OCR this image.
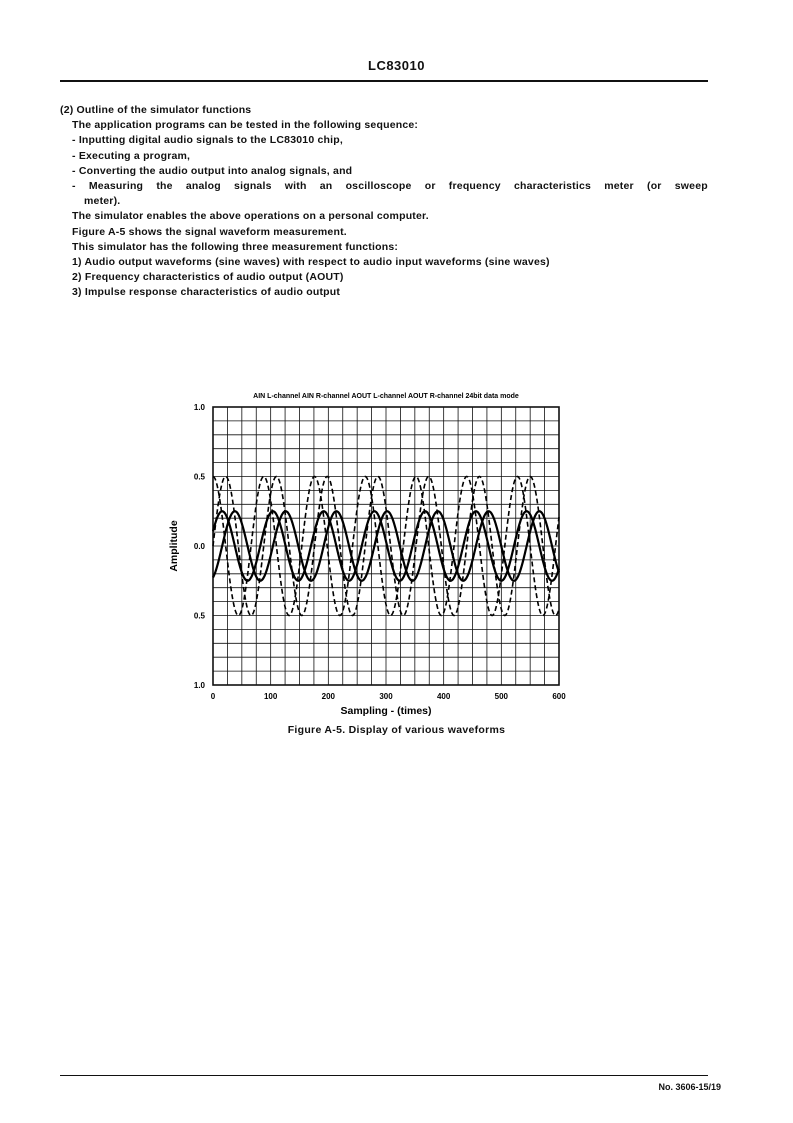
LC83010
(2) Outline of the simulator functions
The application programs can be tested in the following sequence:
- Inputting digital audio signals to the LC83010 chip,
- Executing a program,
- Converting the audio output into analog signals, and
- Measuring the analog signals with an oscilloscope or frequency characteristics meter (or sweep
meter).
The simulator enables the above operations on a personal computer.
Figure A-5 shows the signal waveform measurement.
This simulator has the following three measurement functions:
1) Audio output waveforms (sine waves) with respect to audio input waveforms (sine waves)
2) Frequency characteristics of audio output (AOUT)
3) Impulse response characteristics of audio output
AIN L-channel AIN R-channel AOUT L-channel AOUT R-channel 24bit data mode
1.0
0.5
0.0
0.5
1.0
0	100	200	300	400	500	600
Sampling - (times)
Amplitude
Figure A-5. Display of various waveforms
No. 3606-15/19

◇ ◇ ◇ ◇ ◇

→ **Problem requirements**:
Pick out the lines containing the word "meter" and show them.

→ **Output below**:
- Measuring the analog signals with an oscilloscope or frequency characteristics meter (or sweep
meter).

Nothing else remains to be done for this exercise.